[Stored records]
-- START --

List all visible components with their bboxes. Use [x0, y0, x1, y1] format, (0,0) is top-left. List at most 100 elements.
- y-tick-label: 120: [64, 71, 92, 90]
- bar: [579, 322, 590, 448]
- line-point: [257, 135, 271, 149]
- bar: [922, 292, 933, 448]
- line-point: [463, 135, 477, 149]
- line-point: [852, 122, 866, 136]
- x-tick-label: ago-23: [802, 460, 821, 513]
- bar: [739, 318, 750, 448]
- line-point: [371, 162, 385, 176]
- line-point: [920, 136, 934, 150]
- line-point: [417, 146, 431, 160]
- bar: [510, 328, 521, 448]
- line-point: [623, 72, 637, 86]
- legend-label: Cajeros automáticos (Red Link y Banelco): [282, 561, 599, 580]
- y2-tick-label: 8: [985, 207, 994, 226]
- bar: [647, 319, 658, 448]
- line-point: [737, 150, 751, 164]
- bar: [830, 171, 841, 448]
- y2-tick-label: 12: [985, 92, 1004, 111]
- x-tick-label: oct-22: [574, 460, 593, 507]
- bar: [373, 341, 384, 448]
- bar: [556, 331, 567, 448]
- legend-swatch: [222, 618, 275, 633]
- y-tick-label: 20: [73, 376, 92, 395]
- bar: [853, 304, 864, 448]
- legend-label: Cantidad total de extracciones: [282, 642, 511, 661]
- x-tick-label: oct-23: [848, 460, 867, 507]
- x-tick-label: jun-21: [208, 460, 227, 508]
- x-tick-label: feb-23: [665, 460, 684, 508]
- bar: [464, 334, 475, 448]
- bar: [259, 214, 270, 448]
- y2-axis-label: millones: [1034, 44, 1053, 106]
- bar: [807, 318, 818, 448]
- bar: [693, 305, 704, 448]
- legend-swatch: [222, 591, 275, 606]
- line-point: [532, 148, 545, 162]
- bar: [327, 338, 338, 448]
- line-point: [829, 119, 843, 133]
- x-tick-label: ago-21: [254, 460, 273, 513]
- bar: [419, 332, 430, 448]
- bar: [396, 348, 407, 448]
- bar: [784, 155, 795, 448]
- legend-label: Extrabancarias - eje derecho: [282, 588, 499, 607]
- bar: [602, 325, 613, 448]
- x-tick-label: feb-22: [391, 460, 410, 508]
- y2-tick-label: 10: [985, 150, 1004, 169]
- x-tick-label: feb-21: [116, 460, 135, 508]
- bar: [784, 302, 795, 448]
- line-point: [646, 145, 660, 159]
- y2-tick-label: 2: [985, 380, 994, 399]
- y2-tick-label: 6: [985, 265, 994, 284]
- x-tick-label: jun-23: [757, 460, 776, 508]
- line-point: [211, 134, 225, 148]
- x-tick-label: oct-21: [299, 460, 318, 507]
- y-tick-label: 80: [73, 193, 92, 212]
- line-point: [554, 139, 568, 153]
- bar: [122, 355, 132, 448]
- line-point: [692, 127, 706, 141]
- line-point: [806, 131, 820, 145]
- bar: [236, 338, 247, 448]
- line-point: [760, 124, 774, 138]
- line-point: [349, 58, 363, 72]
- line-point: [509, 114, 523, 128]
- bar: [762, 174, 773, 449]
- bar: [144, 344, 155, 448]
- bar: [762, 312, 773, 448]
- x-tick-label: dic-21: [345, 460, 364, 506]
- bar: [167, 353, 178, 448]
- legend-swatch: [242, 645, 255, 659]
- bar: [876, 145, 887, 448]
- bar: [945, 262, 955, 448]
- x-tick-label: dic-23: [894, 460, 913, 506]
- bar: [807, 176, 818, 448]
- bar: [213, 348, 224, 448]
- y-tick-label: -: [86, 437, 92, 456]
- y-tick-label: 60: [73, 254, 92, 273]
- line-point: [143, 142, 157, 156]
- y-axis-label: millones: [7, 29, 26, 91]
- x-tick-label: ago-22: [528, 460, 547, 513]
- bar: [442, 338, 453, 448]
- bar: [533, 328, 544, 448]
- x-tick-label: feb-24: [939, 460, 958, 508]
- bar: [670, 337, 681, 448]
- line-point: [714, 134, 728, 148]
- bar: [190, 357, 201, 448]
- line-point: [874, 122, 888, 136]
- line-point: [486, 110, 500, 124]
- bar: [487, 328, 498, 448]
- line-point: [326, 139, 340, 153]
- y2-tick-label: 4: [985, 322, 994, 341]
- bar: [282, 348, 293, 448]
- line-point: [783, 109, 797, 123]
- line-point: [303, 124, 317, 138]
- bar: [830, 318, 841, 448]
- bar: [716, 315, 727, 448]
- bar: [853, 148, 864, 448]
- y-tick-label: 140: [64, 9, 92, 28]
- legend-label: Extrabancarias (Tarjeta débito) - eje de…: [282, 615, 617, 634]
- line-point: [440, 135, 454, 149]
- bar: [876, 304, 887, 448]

-- END --

TASK
Collect every line of the records above that contains the string "axis", matching uppercase and lowercase letters exactly.

EXERCISE SOLUTION
- y2-axis-label: millones: [1034, 44, 1053, 106]
- y-axis-label: millones: [7, 29, 26, 91]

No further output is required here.